[start]

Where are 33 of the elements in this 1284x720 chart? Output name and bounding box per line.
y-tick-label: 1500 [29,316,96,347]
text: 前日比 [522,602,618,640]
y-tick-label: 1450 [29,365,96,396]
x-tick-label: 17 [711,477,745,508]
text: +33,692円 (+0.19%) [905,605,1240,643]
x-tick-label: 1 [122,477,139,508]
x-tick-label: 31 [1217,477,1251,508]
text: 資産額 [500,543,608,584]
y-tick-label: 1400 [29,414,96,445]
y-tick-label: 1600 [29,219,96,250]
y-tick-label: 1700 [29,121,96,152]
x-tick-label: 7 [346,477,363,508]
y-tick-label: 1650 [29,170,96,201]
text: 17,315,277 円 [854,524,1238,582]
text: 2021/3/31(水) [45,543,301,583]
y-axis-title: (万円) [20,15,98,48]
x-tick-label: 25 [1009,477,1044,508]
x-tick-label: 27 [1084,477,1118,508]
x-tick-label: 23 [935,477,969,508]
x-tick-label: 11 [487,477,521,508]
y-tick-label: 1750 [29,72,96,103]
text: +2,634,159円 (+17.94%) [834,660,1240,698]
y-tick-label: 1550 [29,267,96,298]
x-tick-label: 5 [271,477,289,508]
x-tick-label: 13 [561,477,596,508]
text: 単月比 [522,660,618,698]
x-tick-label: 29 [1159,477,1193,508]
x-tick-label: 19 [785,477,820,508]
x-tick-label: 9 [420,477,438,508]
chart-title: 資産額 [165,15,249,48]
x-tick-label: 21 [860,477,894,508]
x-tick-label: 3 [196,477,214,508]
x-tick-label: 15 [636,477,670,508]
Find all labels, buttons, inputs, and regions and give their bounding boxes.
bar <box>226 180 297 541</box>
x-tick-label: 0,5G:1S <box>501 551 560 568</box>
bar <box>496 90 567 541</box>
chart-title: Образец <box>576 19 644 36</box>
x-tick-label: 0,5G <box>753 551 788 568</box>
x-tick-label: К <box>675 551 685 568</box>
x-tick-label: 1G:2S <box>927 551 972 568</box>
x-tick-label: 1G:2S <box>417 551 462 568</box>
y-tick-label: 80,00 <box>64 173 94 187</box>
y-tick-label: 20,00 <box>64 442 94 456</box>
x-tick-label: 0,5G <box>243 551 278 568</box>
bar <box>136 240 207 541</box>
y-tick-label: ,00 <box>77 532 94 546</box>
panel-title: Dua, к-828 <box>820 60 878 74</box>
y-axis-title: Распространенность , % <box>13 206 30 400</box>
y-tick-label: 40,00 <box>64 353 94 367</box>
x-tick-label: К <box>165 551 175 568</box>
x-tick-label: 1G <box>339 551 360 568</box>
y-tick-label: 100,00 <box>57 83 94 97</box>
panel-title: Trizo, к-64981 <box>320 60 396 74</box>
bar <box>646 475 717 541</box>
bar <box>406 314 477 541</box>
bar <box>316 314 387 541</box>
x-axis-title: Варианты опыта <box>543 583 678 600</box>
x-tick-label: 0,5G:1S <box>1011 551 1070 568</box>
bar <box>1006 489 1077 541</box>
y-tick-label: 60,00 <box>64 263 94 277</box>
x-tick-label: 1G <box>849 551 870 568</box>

[end]

What you need to do. Print the material verbatim, beginning with its first line and continuing through the line that contains "x-tick-label: 11 [487,477,521,508]", with both of those lines included.

Final result.
Where are 33 of the elements in this 1284x720 chart? Output name and bounding box per line.
y-tick-label: 1500 [29,316,96,347]
text: 前日比 [522,602,618,640]
y-tick-label: 1450 [29,365,96,396]
x-tick-label: 17 [711,477,745,508]
text: +33,692円 (+0.19%) [905,605,1240,643]
x-tick-label: 1 [122,477,139,508]
x-tick-label: 31 [1217,477,1251,508]
text: 資産額 [500,543,608,584]
y-tick-label: 1400 [29,414,96,445]
y-tick-label: 1600 [29,219,96,250]
y-tick-label: 1700 [29,121,96,152]
x-tick-label: 7 [346,477,363,508]
y-tick-label: 1650 [29,170,96,201]
text: 17,315,277 円 [854,524,1238,582]
text: 2021/3/31(水) [45,543,301,583]
y-axis-title: (万円) [20,15,98,48]
x-tick-label: 25 [1009,477,1044,508]
x-tick-label: 27 [1084,477,1118,508]
x-tick-label: 23 [935,477,969,508]
x-tick-label: 11 [487,477,521,508]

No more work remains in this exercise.